┌─ Tekstfragment

Samenwerking Tessenderlo Group - Vlaamse overheid
Om tot een sanering van de Winterbeek te komen, sloten Tessenderlo Group nv en de Vlaamse overheid een akkoord. In deze samenwerkingsovereenkomst staat dat de VMM en OVAM instaan voor het ruimen van de waterloop en de sanering van de oevers en overstromingsgebieden van de Winterbeek en dat Tessenderlo Group instaat voor de saneringsberging van het verontreinigd materiaal.
Saneringswerken
De saneringswerken worden uitgevoerd sinds 2017. Hierbij worden de waterbodem en de onderliggende vaste bodem verwijderd over het volledige traject. De oevers worden, waar technisch en ecologisch mogelijk, ontgraven tot aan de risicogrenswaarde. In de diepte beperken we het graven tot het grondwaterniveau. Ter hoogte van kwetsbare natuurgebieden wordt de ontgravingsbreedte beperkt tot de breedte van de bestaande oeverwallen. In landbouwgronden en woonzones wordt gegraven tot aan de risicogrenswaarde. Ter hoogte van woonzones en landbouwgronden worden de ontgraven zones weer aangevuld en hersteld tot het huidige niveau.

└─

Opdracht 1: Herhaal woordelijk het deel van de tekst over de Winterbeek van "Samenwerking Tessenderlo Group" tot "het verontreinigd materiaal.".
Opdracht 2: Welke partij staat volgens de tekst over de Winterbeek in voor de saneringsberging van het verontreinigd materiaal?

┌─ Gegevensrijen

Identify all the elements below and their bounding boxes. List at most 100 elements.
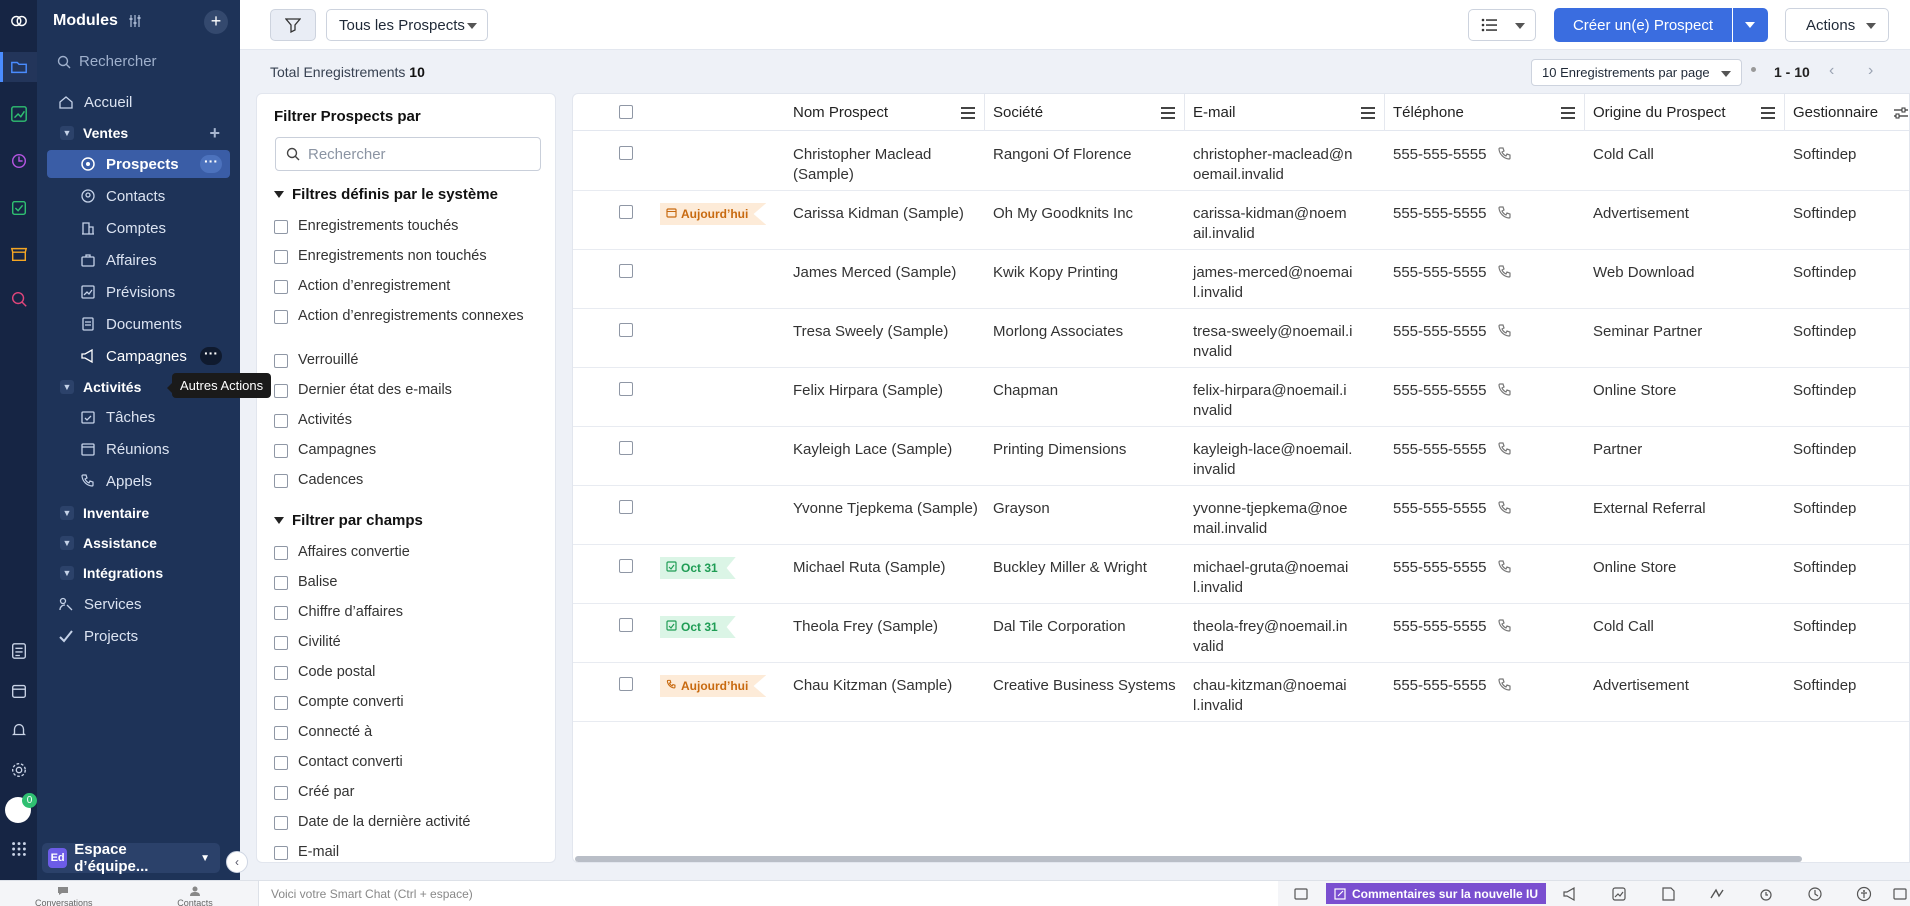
table-row[interactable]: Yvonne Tjepkema (Sample) Grayson yvonne-tj… (573, 486, 1909, 545)
bell-icon[interactable] (8, 719, 29, 740)
table-row[interactable]: Kayleigh Lace (Sample) Printing Dimension… (573, 427, 1909, 486)
timer-icon[interactable] (8, 150, 29, 171)
sidebar-item-taches[interactable]: Tâches (47, 403, 230, 431)
filter-checkbox[interactable] (274, 636, 288, 650)
sliders-icon[interactable] (128, 14, 142, 28)
add-module-button[interactable]: + (204, 10, 228, 34)
analytics-icon[interactable] (1611, 886, 1627, 902)
filter-checkbox[interactable] (274, 444, 288, 458)
apps-grid-icon[interactable] (8, 838, 29, 859)
row-checkbox[interactable] (619, 382, 633, 396)
filter-search-input[interactable]: Rechercher (275, 137, 541, 171)
actions-button[interactable]: Actions (1785, 8, 1889, 42)
conversations-tab[interactable]: Conversations (35, 886, 93, 906)
cell-email[interactable]: chau-kitzman@noemail.invalid (1193, 676, 1353, 716)
cell-email[interactable]: tresa-sweely@noemail.invalid (1193, 322, 1353, 362)
row-checkbox[interactable] (619, 205, 633, 219)
cell-email[interactable]: felix-hirpara@noemail.invalid (1193, 381, 1353, 421)
sidebar-group-integrations[interactable]: ▼ Intégrations (47, 559, 230, 587)
select-all-checkbox[interactable] (619, 105, 633, 119)
folder-icon[interactable] (8, 56, 29, 77)
activity-tag[interactable]: Aujourd’hui (660, 203, 767, 225)
column-menu-icon[interactable] (1161, 107, 1175, 122)
call-icon[interactable] (1497, 618, 1513, 638)
row-checkbox[interactable] (619, 146, 633, 160)
row-checkbox[interactable] (619, 677, 633, 691)
call-icon[interactable] (1497, 500, 1513, 520)
table-row[interactable]: Aujourd’hui Chau Kitzman (Sample) Creative… (573, 663, 1909, 722)
filter-checkbox[interactable] (274, 250, 288, 264)
row-checkbox[interactable] (619, 264, 633, 278)
sidebar-item-comptes[interactable]: Comptes (47, 214, 230, 242)
call-icon[interactable] (1497, 146, 1513, 166)
calendar-icon[interactable] (8, 680, 29, 701)
system-filter-option[interactable]: Enregistrements touchés (274, 218, 544, 234)
field-filter-option[interactable]: Code postal (274, 664, 544, 680)
system-filter-option[interactable]: Cadences (274, 472, 544, 488)
accessibility-icon[interactable] (1856, 886, 1872, 902)
sidebar-item-affaires[interactable]: Affaires (47, 246, 230, 274)
filter-checkbox[interactable] (274, 546, 288, 560)
filter-checkbox[interactable] (274, 220, 288, 234)
cell-name[interactable]: Kayleigh Lace (Sample) (793, 440, 978, 460)
filter-checkbox[interactable] (274, 474, 288, 488)
cell-email[interactable]: yvonne-tjepkema@noemail.invalid (1193, 499, 1353, 539)
sidebar-item-documents[interactable]: Documents (47, 310, 230, 338)
row-checkbox[interactable] (619, 441, 633, 455)
cell-name[interactable]: James Merced (Sample) (793, 263, 978, 283)
collapse-sidebar-button[interactable]: ‹ (226, 851, 248, 873)
filter-toggle-button[interactable] (270, 9, 316, 41)
cell-name[interactable]: Yvonne Tjepkema (Sample) (793, 499, 978, 519)
filter-checkbox[interactable] (274, 354, 288, 368)
cell-name[interactable]: Carissa Kidman (Sample) (793, 204, 978, 224)
filter-checkbox[interactable] (274, 576, 288, 590)
column-header-email[interactable]: E-mail (1185, 94, 1385, 131)
row-checkbox[interactable] (619, 500, 633, 514)
sidebar-group-assistance[interactable]: ▼ Assistance (47, 529, 230, 557)
call-icon[interactable] (1497, 323, 1513, 343)
cell-name[interactable]: Christopher Maclead (Sample) (793, 145, 978, 185)
search-analytics-icon[interactable] (8, 288, 29, 309)
field-filter-option[interactable]: Connecté à (274, 724, 544, 740)
table-row[interactable]: Tresa Sweely (Sample) Morlong Associates t… (573, 309, 1909, 368)
cell-email[interactable]: michael-gruta@noemail.invalid (1193, 558, 1353, 598)
sidebar-item-campagnes[interactable]: Campagnes ··· (47, 342, 230, 370)
system-filters-section[interactable]: Filtres définis par le système (274, 186, 498, 203)
form-icon[interactable] (8, 640, 29, 661)
sidebar-group-inventaire[interactable]: ▼ Inventaire (47, 499, 230, 527)
table-row[interactable]: Felix Hirpara (Sample) Chapman felix-hirpa… (573, 368, 1909, 427)
column-header-telephone[interactable]: Téléphone (1385, 94, 1585, 131)
more-actions-button[interactable]: ··· (200, 346, 222, 365)
history-icon[interactable] (1807, 886, 1823, 902)
sidebar-group-ventes[interactable]: ▼ Ventes + (47, 119, 230, 147)
sidebar-item-previsions[interactable]: Prévisions (47, 278, 230, 306)
row-checkbox[interactable] (619, 323, 633, 337)
cell-email[interactable]: kayleigh-lace@noemail.invalid (1193, 440, 1353, 480)
system-filter-option[interactable]: Enregistrements non touchés (274, 248, 544, 264)
call-icon[interactable] (1497, 382, 1513, 402)
field-filter-option[interactable]: Compte converti (274, 694, 544, 710)
sidebar-item-appels[interactable]: Appels (47, 467, 230, 495)
filter-checkbox[interactable] (274, 414, 288, 428)
sidebar-item-prospects[interactable]: Prospects ··· (47, 150, 230, 178)
megaphone-icon[interactable] (1562, 886, 1578, 902)
table-row[interactable]: Christopher Maclead (Sample) Rangoni Of F… (573, 132, 1909, 191)
field-filter-option[interactable]: Balise (274, 574, 544, 590)
next-page-button[interactable]: › (1868, 62, 1873, 80)
create-prospect-button[interactable]: Créer un(e) Prospect (1554, 8, 1732, 42)
cell-email[interactable]: james-merced@noemail.invalid (1193, 263, 1353, 303)
analytics-icon[interactable] (8, 103, 29, 124)
zia-icon[interactable] (1709, 886, 1725, 902)
avatar[interactable]: 0 (5, 793, 37, 823)
system-filter-option[interactable]: Activités (274, 412, 544, 428)
column-header-gestionnaire[interactable]: Gestionnaire (1785, 94, 1909, 131)
column-header-origine[interactable]: Origine du Prospect (1585, 94, 1785, 131)
more-actions-button[interactable]: ··· (200, 154, 222, 173)
field-filters-section[interactable]: Filtrer par champs (274, 512, 423, 529)
row-checkbox[interactable] (619, 618, 633, 632)
table-row[interactable]: Oct 31 Michael Ruta (Sample) Buckley Mille… (573, 545, 1909, 604)
row-checkbox[interactable] (619, 559, 633, 573)
more-icon[interactable] (1892, 886, 1908, 902)
link-icon[interactable] (1293, 886, 1309, 902)
column-menu-icon[interactable] (1561, 107, 1575, 122)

└─

Eindantwoord 1:
Samenwerking Tessenderlo Group - Vlaamse overheid
Om tot een sanering van de Winterbeek te komen, sloten Tessenderlo Group nv en de Vlaamse overheid een akkoord. In deze samenwerkingsovereenkomst staat dat de VMM en OVAM instaan voor het ruimen van de waterloop en de sanering van de oevers en overstromingsgebieden van de Winterbeek en dat Tessenderlo Group instaat voor de saneringsberging van het verontreinigd materiaal.

Eindantwoord 2: Tessenderlo Group staat in voor de saneringsberging van het verontreinigd materiaal.